#### Objective
Read the lines below. Copy out any that hold the string "xlabel".

--*--

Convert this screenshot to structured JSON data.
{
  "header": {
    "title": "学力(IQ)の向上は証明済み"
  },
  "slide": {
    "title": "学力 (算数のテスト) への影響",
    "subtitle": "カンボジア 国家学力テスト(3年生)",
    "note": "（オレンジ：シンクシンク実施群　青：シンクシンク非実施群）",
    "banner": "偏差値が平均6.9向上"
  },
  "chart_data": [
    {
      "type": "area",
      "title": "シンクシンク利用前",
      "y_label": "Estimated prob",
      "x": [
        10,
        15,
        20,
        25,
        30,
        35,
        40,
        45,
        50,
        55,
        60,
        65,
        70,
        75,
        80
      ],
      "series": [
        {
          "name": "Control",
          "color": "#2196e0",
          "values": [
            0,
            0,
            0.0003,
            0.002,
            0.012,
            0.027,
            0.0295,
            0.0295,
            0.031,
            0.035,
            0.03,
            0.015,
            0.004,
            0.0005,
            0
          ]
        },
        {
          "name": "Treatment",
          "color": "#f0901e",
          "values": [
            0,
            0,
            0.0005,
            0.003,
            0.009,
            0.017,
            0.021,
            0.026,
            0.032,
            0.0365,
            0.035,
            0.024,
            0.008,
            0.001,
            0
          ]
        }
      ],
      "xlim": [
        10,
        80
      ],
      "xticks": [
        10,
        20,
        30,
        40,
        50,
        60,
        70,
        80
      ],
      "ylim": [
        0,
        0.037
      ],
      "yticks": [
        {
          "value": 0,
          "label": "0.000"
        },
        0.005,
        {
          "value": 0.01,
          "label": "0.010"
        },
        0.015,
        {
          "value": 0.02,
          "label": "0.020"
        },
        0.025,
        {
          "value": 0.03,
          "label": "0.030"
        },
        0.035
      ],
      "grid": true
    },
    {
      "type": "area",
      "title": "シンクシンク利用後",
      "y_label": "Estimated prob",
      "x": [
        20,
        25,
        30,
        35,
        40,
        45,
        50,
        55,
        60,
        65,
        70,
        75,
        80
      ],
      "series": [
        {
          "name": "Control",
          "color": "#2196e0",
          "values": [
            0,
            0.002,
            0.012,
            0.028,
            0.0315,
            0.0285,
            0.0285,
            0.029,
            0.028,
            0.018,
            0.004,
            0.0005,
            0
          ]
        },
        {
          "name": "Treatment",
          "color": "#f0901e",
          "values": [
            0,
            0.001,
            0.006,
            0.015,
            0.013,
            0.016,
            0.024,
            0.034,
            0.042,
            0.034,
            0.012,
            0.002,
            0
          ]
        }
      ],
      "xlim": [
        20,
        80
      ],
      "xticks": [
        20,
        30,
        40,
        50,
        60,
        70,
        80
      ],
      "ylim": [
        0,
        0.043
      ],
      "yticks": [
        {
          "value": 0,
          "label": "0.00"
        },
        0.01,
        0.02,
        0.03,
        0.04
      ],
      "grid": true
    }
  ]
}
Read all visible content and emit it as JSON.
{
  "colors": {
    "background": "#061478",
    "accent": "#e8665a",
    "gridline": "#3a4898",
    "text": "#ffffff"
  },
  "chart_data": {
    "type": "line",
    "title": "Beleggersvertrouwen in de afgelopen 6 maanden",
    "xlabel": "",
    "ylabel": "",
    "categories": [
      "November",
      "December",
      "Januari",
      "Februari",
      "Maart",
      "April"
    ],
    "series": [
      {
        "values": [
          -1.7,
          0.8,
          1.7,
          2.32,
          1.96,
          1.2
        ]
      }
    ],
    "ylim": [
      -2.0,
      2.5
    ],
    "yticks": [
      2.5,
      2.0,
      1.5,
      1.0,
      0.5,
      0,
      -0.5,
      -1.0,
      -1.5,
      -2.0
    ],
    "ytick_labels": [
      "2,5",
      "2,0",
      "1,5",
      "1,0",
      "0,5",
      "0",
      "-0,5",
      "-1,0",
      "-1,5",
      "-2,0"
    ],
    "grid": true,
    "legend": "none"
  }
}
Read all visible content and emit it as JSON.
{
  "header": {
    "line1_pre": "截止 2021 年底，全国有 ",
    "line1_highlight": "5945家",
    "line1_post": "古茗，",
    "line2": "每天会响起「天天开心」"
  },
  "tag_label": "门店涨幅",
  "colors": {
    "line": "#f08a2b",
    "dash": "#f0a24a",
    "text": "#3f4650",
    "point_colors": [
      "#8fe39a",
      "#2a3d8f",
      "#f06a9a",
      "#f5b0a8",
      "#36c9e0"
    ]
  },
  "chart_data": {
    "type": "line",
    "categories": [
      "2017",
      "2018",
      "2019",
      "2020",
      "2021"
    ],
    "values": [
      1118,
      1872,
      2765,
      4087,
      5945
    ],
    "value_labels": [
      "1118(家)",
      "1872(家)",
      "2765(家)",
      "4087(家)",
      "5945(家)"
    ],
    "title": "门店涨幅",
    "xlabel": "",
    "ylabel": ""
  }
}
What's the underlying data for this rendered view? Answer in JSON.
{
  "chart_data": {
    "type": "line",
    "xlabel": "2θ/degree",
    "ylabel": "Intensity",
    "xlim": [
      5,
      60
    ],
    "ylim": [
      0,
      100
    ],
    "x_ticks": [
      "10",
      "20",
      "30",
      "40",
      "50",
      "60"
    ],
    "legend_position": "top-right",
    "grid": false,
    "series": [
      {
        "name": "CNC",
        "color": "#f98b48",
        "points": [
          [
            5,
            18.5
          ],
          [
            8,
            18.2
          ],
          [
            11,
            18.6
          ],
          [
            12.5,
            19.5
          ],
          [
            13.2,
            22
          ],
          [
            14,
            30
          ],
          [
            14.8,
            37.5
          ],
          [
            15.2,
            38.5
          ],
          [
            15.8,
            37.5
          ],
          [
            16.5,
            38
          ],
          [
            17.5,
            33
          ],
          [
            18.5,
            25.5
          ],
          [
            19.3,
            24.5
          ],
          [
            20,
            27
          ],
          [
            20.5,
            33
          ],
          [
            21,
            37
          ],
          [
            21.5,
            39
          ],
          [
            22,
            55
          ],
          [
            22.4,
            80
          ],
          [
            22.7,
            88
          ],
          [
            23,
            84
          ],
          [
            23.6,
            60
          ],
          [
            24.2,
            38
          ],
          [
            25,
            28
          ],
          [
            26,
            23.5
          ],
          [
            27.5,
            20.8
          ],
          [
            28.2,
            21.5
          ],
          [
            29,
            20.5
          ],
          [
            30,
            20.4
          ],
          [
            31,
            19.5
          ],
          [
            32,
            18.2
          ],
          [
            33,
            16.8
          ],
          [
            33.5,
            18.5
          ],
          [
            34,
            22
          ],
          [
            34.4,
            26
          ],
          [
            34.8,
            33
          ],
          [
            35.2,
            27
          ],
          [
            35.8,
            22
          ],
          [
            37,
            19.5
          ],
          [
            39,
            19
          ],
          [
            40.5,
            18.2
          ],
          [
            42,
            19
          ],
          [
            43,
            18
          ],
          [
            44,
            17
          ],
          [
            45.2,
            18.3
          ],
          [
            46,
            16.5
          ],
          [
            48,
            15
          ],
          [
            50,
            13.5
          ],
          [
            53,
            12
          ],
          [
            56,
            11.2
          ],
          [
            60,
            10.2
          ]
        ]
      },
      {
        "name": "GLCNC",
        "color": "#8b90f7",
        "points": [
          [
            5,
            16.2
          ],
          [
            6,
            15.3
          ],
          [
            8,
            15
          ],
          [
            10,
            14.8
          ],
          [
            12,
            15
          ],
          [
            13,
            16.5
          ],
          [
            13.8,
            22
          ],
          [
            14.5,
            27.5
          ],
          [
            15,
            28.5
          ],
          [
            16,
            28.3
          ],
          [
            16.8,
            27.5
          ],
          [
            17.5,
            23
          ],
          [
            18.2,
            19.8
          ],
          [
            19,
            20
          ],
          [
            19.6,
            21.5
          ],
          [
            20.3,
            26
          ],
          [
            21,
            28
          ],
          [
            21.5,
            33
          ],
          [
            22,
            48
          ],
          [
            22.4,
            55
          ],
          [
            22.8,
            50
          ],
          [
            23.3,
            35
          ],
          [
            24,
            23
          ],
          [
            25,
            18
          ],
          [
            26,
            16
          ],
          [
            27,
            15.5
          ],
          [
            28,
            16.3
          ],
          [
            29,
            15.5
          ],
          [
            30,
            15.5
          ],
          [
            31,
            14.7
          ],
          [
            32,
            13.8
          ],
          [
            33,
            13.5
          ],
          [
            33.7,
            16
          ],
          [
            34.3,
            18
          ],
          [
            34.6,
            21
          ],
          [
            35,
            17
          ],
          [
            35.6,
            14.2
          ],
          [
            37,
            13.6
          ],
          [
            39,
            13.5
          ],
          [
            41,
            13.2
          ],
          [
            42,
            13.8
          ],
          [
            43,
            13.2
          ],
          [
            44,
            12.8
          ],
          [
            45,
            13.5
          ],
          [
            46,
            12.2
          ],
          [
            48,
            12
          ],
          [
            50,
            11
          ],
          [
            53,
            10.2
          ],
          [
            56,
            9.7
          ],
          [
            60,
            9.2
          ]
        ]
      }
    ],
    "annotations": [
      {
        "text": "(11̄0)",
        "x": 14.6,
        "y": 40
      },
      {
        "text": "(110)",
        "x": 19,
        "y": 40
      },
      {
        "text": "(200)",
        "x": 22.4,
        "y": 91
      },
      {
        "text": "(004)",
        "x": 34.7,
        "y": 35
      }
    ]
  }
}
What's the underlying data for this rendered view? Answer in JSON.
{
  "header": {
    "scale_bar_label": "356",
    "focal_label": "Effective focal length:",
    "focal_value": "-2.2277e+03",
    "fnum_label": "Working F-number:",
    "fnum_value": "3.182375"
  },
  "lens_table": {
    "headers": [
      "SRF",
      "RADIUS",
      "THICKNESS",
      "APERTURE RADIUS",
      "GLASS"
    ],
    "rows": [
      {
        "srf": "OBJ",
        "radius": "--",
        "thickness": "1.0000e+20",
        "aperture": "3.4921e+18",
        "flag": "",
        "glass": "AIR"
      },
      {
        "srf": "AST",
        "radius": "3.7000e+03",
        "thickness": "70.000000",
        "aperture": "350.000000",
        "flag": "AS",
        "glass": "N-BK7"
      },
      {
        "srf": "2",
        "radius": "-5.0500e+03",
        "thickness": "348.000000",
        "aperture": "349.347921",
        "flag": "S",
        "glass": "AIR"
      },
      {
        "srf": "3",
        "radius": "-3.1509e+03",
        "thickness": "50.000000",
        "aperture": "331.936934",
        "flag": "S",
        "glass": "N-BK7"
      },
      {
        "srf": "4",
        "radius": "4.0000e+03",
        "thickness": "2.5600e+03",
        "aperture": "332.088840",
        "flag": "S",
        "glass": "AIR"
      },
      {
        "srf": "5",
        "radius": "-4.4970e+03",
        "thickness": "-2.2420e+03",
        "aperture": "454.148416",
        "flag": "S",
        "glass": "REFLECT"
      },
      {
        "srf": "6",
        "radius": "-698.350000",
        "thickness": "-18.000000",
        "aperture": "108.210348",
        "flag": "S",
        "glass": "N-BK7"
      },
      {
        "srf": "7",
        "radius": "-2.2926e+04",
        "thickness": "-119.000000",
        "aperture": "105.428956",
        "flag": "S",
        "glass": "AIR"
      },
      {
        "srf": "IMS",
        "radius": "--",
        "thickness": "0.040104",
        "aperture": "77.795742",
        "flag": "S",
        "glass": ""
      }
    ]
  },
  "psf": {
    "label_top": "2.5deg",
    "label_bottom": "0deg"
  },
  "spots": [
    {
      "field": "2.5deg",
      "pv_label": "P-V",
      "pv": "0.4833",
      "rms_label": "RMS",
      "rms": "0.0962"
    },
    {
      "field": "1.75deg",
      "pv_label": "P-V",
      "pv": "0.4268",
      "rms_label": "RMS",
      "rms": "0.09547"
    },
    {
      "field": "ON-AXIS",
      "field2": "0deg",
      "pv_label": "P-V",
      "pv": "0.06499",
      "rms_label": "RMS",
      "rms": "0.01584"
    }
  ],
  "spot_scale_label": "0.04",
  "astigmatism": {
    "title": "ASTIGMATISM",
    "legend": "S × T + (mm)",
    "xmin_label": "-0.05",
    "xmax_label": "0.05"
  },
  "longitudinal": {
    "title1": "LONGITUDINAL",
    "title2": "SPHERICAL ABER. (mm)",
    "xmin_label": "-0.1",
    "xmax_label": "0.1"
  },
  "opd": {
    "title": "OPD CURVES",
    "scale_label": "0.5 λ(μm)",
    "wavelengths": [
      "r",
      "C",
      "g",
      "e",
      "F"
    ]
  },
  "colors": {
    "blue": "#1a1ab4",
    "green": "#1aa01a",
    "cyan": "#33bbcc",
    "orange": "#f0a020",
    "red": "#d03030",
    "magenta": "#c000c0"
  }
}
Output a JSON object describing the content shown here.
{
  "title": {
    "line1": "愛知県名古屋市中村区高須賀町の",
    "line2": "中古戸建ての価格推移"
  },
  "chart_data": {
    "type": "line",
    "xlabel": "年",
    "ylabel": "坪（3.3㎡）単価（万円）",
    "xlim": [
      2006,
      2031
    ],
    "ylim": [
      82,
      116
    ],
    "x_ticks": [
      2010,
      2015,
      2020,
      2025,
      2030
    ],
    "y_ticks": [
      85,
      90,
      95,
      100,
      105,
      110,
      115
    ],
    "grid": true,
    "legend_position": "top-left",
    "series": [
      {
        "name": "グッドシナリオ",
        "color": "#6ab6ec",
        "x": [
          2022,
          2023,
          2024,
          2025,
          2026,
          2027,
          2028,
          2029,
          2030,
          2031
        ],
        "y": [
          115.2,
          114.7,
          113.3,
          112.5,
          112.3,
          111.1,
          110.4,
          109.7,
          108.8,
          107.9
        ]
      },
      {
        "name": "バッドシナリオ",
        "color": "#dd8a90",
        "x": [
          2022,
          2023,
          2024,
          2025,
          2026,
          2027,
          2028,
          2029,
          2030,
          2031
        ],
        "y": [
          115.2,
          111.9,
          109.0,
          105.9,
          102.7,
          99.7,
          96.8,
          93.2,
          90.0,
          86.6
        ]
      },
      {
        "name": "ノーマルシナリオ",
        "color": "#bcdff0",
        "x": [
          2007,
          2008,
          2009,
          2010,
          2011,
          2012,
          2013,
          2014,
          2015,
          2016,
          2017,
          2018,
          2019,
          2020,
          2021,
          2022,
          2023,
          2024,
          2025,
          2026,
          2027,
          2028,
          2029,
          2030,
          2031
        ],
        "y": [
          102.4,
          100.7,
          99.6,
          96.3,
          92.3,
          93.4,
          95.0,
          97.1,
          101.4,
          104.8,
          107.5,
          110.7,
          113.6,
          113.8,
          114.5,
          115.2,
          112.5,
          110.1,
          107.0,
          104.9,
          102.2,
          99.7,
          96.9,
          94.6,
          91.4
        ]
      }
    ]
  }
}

--*--

#### Response to the exercise
    "xlabel": "",
    "xlabel": "",
    "xlabel": "2θ/degree",
    "xlabel": "年",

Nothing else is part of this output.